Compression-mode sensors demonstrated significant cost advantages over their shear-mode counterparts, primarily attributable to simpler manufacturing processes. However, these economic benefits may be counterbalanced by the long-term maintenance requirements and reliability limitations that commonly accompany their use (Wu et al., 2023). Their superior mounted resonant frequency primarily drove the early adoption of compression designs compared to shear configurations. Nonetheless, recent advancements in shear-mode technology have effectively equalized this performance gap, thereby necessitating renewed innovation and development in compression-mode systems.
A critical limitation inherent to piezoelectric compression-mode accelerometers is their susceptibility to the pyroelectric effect. This phenomenon occurs when temperature fluctuations induce spurious charges in piezoelectric ceramics, which can severely compromise measurement fidelity. To mitigate this issue, we propose a symmetric dual-element differential configuration that employs two mechanically series-connected BCZT (Ba, Ca)(Zr, Ti)O3 elements with opposing electrical polarizations. This innovative design enables the mutual cancelation of thermally generated charges while maintaining mechanical responsiveness to acceleration inputs.

Requirements »
1: Reproduce the passage on compression-mode accelerometers starting at "Compression-mode sensors demonstrated" and ending at "in compression-mode systems.".
2: Decide whether each statement agrees with the passage on compression-mode accelerometers. Answer yes or no and quote the words of the passage that settle it.
(a) Compression-mode sensors cost more than shear-mode sensors.
(b) Temperature fluctuations can induce spurious charges in piezoelectric ceramics.
(c) The proposed configuration uses two BCZT elements with the same electrical polarization.
3: Resume the passage on compression-mode accelerometers after its final sentence.

Dataset rows »
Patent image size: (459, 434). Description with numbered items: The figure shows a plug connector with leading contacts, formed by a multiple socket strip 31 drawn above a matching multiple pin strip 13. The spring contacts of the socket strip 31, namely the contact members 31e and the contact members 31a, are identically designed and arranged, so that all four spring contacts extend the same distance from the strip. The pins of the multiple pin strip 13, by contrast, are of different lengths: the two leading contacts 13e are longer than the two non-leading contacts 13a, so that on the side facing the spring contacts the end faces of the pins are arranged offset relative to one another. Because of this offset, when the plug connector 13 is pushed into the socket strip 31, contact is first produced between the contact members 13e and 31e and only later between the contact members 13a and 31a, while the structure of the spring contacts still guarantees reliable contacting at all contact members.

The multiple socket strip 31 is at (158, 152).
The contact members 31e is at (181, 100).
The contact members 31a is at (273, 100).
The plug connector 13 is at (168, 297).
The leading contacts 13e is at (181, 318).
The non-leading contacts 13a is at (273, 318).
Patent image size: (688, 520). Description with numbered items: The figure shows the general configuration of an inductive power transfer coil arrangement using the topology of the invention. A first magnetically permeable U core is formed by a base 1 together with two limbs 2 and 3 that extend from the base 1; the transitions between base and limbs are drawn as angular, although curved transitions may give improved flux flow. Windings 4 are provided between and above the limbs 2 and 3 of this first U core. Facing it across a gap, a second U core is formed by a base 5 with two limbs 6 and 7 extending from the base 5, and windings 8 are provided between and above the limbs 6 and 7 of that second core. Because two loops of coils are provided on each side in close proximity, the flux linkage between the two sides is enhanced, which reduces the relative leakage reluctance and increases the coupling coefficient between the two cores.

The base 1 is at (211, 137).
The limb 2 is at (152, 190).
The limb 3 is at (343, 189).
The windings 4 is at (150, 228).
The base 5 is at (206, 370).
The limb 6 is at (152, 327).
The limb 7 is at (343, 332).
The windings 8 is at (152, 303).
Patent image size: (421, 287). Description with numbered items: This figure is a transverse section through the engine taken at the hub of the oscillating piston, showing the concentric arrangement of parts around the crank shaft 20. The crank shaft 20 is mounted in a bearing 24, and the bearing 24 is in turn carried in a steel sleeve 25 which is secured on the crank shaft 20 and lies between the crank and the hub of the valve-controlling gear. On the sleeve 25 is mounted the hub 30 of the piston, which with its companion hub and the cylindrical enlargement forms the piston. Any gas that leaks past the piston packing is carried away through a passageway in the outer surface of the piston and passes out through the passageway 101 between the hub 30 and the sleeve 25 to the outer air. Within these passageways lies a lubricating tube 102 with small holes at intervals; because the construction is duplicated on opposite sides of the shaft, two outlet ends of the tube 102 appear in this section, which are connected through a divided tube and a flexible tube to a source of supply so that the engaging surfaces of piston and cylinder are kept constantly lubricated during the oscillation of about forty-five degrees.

Answers to the exercises »
1:
Compression-mode sensors demonstrated significant cost advantages over their shear-mode counterparts, primarily attributable to simpler manufacturing processes. However, these economic benefits may be counterbalanced by the long-term maintenance requirements and reliability limitations that commonly accompany their use (Wu et al., 2023). Their superior mounted resonant frequency primarily drove the early adoption of compression designs compared to shear configurations. Nonetheless, recent advancements in shear-mode technology have effectively equalized this performance gap, thereby necessitating renewed innovation and development in compression-mode systems.

2:
(a) No: "Compression-mode sensors demonstrated significant cost advantages over their shear-mode counterparts"
(b) Yes: "temperature fluctuations induce spurious charges in piezoelectric ceramics"
(c) No: "two mechanically series-connected BCZT (Ba, Ca)(Zr, Ti)O3 elements with opposing electrical polarizations"

3:
The remainder of this paper is organized as follows. Section 2 describes the preparation and characterization of the BCZT ceramics. Section 3 presents the accelerometer package design and read-out circuit. Section 4 describes the finite element modeling and structural optimization. Section 5 provides the theoretical analysis of the dual-element compression-mode sensing and thermal-charge cancelation mechanism. Section 6 reports the experimental characterization of the fabricated accelerometer, including sensitivity, linearity, and temperature-dependent performance. Section 7 concludes the paper.
Material synthesis and characterization
The fundamental operating principle of accelerometers centers on their piezoelectric ceramic sensing elements, which facilitate bidirectional energy transduction between mechanical and electrical domains. This inherent energy conversion capability eliminates the necessity for conventional power sources, rendering these devices particularly advantageous for applications demanding precise acceleration measurements in conjunction with miniaturization and high energy efficiency.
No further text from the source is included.